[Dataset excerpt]
*-*-*
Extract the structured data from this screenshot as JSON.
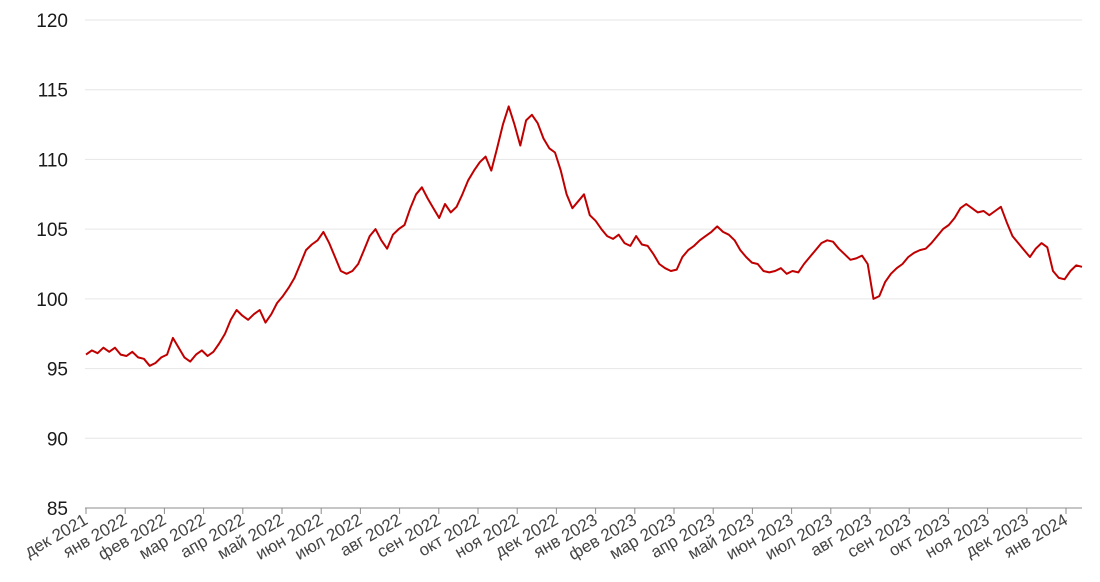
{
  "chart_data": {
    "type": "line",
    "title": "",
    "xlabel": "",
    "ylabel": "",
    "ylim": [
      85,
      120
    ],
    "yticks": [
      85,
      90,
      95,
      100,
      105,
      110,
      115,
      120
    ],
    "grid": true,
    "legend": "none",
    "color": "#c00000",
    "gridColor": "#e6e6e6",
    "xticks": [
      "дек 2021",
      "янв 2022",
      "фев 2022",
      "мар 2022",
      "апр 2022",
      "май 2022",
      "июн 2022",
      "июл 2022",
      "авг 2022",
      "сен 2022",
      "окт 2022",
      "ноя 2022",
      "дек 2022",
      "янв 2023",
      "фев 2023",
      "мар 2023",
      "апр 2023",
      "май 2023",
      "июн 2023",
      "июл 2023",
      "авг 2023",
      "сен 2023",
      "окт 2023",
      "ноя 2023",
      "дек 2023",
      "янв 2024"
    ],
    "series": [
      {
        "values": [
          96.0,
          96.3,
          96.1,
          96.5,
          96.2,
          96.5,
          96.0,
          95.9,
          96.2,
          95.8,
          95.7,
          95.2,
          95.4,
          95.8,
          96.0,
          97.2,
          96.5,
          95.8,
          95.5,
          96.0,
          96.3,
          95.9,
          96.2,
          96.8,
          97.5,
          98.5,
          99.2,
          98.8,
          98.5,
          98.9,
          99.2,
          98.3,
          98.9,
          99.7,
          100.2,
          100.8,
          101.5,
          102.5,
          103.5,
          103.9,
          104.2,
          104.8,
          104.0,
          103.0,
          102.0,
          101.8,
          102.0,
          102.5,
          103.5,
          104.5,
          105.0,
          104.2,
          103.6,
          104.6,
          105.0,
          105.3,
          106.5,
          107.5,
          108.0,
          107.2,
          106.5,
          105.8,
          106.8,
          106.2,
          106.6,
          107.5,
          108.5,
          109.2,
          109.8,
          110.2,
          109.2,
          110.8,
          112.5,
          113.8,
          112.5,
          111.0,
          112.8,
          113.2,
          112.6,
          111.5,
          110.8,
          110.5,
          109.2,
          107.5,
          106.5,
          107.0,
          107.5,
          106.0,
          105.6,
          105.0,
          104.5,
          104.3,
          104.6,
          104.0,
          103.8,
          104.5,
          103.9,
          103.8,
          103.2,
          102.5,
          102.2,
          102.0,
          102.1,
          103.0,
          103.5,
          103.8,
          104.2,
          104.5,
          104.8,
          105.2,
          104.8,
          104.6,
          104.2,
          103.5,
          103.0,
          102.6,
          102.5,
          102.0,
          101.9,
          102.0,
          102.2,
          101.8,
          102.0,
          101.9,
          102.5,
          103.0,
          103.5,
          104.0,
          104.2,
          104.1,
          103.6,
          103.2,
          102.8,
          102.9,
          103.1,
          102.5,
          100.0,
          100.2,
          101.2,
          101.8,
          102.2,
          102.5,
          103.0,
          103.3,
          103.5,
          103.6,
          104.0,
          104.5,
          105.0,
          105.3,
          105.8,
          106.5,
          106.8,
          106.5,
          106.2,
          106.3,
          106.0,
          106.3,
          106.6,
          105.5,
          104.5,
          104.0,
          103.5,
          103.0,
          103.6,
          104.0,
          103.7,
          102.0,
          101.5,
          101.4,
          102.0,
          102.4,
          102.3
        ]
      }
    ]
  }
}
*-*-*
# PROBLEM TO SOLVE:
Copy out all the records exactly, excluding pictures.

# IN RESPONSE:
Extract the structured data from this screenshot as JSON.
{
  "chart_data": {
    "type": "line",
    "title": "",
    "xlabel": "",
    "ylabel": "",
    "ylim": [
      85,
      120
    ],
    "yticks": [
      85,
      90,
      95,
      100,
      105,
      110,
      115,
      120
    ],
    "grid": true,
    "legend": "none",
    "color": "#c00000",
    "gridColor": "#e6e6e6",
    "xticks": [
      "дек 2021",
      "янв 2022",
      "фев 2022",
      "мар 2022",
      "апр 2022",
      "май 2022",
      "июн 2022",
      "июл 2022",
      "авг 2022",
      "сен 2022",
      "окт 2022",
      "ноя 2022",
      "дек 2022",
      "янв 2023",
      "фев 2023",
      "мар 2023",
      "апр 2023",
      "май 2023",
      "июн 2023",
      "июл 2023",
      "авг 2023",
      "сен 2023",
      "окт 2023",
      "ноя 2023",
      "дек 2023",
      "янв 2024"
    ],
    "series": [
      {
        "values": [
          96.0,
          96.3,
          96.1,
          96.5,
          96.2,
          96.5,
          96.0,
          95.9,
          96.2,
          95.8,
          95.7,
          95.2,
          95.4,
          95.8,
          96.0,
          97.2,
          96.5,
          95.8,
          95.5,
          96.0,
          96.3,
          95.9,
          96.2,
          96.8,
          97.5,
          98.5,
          99.2,
          98.8,
          98.5,
          98.9,
          99.2,
          98.3,
          98.9,
          99.7,
          100.2,
          100.8,
          101.5,
          102.5,
          103.5,
          103.9,
          104.2,
          104.8,
          104.0,
          103.0,
          102.0,
          101.8,
          102.0,
          102.5,
          103.5,
          104.5,
          105.0,
          104.2,
          103.6,
          104.6,
          105.0,
          105.3,
          106.5,
          107.5,
          108.0,
          107.2,
          106.5,
          105.8,
          106.8,
          106.2,
          106.6,
          107.5,
          108.5,
          109.2,
          109.8,
          110.2,
          109.2,
          110.8,
          112.5,
          113.8,
          112.5,
          111.0,
          112.8,
          113.2,
          112.6,
          111.5,
          110.8,
          110.5,
          109.2,
          107.5,
          106.5,
          107.0,
          107.5,
          106.0,
          105.6,
          105.0,
          104.5,
          104.3,
          104.6,
          104.0,
          103.8,
          104.5,
          103.9,
          103.8,
          103.2,
          102.5,
          102.2,
          102.0,
          102.1,
          103.0,
          103.5,
          103.8,
          104.2,
          104.5,
          104.8,
          105.2,
          104.8,
          104.6,
          104.2,
          103.5,
          103.0,
          102.6,
          102.5,
          102.0,
          101.9,
          102.0,
          102.2,
          101.8,
          102.0,
          101.9,
          102.5,
          103.0,
          103.5,
          104.0,
          104.2,
          104.1,
          103.6,
          103.2,
          102.8,
          102.9,
          103.1,
          102.5,
          100.0,
          100.2,
          101.2,
          101.8,
          102.2,
          102.5,
          103.0,
          103.3,
          103.5,
          103.6,
          104.0,
          104.5,
          105.0,
          105.3,
          105.8,
          106.5,
          106.8,
          106.5,
          106.2,
          106.3,
          106.0,
          106.3,
          106.6,
          105.5,
          104.5,
          104.0,
          103.5,
          103.0,
          103.6,
          104.0,
          103.7,
          102.0,
          101.5,
          101.4,
          102.0,
          102.4,
          102.3
        ]
      }
    ]
  }
}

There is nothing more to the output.